┌──

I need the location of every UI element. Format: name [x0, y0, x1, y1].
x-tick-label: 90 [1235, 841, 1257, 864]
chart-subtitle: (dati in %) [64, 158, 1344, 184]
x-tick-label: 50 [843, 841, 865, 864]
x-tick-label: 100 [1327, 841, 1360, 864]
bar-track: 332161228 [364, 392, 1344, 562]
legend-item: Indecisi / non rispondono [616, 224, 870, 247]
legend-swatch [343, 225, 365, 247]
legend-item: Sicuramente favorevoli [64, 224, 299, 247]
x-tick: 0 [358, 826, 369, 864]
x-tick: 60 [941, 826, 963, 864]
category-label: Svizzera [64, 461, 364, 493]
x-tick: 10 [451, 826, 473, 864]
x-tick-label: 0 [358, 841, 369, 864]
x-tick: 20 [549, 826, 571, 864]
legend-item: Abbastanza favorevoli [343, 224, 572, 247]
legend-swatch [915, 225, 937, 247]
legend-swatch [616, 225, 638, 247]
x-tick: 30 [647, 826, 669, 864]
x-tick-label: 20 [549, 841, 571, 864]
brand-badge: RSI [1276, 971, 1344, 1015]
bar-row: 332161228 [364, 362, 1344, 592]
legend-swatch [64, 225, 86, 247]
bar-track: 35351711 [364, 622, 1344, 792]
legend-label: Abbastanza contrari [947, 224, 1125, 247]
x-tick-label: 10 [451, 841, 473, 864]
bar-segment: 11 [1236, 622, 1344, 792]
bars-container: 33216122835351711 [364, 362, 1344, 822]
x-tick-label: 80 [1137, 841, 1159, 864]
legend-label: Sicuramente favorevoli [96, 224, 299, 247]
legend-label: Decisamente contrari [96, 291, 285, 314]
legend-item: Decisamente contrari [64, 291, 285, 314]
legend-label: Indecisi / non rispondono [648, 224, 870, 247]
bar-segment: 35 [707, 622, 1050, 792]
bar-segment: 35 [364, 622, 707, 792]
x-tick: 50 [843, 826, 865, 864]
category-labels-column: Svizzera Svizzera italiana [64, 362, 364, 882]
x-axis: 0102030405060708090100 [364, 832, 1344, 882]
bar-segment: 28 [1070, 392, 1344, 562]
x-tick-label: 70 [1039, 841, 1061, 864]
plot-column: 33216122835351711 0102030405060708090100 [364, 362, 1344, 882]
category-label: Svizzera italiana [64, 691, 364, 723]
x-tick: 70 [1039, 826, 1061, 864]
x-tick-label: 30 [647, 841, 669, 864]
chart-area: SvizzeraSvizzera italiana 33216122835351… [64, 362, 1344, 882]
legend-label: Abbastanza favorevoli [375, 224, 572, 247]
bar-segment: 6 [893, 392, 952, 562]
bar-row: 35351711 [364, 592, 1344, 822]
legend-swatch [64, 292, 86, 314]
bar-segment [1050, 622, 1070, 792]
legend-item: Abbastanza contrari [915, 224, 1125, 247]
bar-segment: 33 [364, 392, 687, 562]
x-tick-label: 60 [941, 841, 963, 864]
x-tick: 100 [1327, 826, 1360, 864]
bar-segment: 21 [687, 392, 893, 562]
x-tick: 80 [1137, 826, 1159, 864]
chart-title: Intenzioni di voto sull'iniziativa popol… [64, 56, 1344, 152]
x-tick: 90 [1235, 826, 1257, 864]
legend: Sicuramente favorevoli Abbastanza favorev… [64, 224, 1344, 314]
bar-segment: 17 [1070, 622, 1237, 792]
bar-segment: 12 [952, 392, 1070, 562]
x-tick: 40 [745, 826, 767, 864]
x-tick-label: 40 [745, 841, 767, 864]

└──

Goal:
Lay out every line of the items above as a JSON list of strings, one string per line, leaving out blank lines.

Reply:
[
  "I need the location of every UI element. Format: name [x0, y0, x1, y1].",
  "x-tick-label: 90 [1235, 841, 1257, 864]",
  "chart-subtitle: (dati in %) [64, 158, 1344, 184]",
  "x-tick-label: 50 [843, 841, 865, 864]",
  "x-tick-label: 100 [1327, 841, 1360, 864]",
  "bar-track: 332161228 [364, 392, 1344, 562]",
  "legend-item: Indecisi / non rispondono [616, 224, 870, 247]",
  "legend-swatch [343, 225, 365, 247]",
  "legend-item: Sicuramente favorevoli [64, 224, 299, 247]",
  "x-tick: 0 [358, 826, 369, 864]",
  "x-tick: 60 [941, 826, 963, 864]",
  "category-label: Svizzera [64, 461, 364, 493]",
  "x-tick: 10 [451, 826, 473, 864]",
  "x-tick-label: 0 [358, 841, 369, 864]",
  "x-tick: 20 [549, 826, 571, 864]",
  "legend-item: Abbastanza favorevoli [343, 224, 572, 247]",
  "legend-swatch [915, 225, 937, 247]",
  "legend-swatch [616, 225, 638, 247]",
  "x-tick: 30 [647, 826, 669, 864]",
  "x-tick-label: 20 [549, 841, 571, 864]",
  "brand-badge: RSI [1276, 971, 1344, 1015]",
  "bar-row: 332161228 [364, 362, 1344, 592]",
  "legend-swatch [64, 225, 86, 247]",
  "bar-track: 35351711 [364, 622, 1344, 792]",
  "legend-label: Abbastanza contrari [947, 224, 1125, 247]",
  "x-tick-label: 10 [451, 841, 473, 864]",
  "bar-segment: 11 [1236, 622, 1344, 792]",
  "bars-container: 33216122835351711 [364, 362, 1344, 822]",
  "x-tick-label: 80 [1137, 841, 1159, 864]",
  "legend-label: Sicuramente favorevoli [96, 224, 299, 247]",
  "legend-label: Decisamente contrari [96, 291, 285, 314]",
  "legend-item: Decisamente contrari [64, 291, 285, 314]",
  "legend-label: Indecisi / non rispondono [648, 224, 870, 247]",
  "bar-segment: 35 [707, 622, 1050, 792]",
  "bar-segment: 35 [364, 622, 707, 792]",
  "x-tick: 50 [843, 826, 865, 864]",
  "category-labels-column: Svizzera Svizzera italiana [64, 362, 364, 882]",
  "x-axis: 0102030405060708090100 [364, 832, 1344, 882]",
  "bar-segment: 28 [1070, 392, 1344, 562]",
  "x-tick-label: 70 [1039, 841, 1061, 864]",
  "plot-column: 33216122835351711 0102030405060708090100 [364, 362, 1344, 882]",
  "category-label: Svizzera italiana [64, 691, 364, 723]",
  "x-tick: 70 [1039, 826, 1061, 864]",
  "x-tick-label: 30 [647, 841, 669, 864]",
  "chart-area: SvizzeraSvizzera italiana 33216122835351… [64, 362, 1344, 882]",
  "legend-label: Abbastanza favorevoli [375, 224, 572, 247]",
  "bar-segment: 6 [893, 392, 952, 562]",
  "bar-row: 35351711 [364, 592, 1344, 822]",
  "legend-swatch [64, 292, 86, 314]",
  "bar-segment [1050, 622, 1070, 792]",
  "legend-item: Abbastanza contrari [915, 224, 1125, 247]",
  "bar-segment: 33 [364, 392, 687, 562]",
  "x-tick-label: 60 [941, 841, 963, 864]",
  "x-tick: 100 [1327, 826, 1360, 864]",
  "bar-segment: 21 [687, 392, 893, 562]",
  "x-tick: 80 [1137, 826, 1159, 864]",
  "chart-title: Intenzioni di voto sull'iniziativa popol… [64, 56, 1344, 152]",
  "x-tick: 90 [1235, 826, 1257, 864]",
  "legend: Sicuramente favorevoli Abbastanza favorev… [64, 224, 1344, 314]",
  "bar-segment: 17 [1070, 622, 1237, 792]",
  "bar-segment: 12 [952, 392, 1070, 562]",
  "x-tick: 40 [745, 826, 767, 864]",
  "x-tick-label: 40 [745, 841, 767, 864]"
]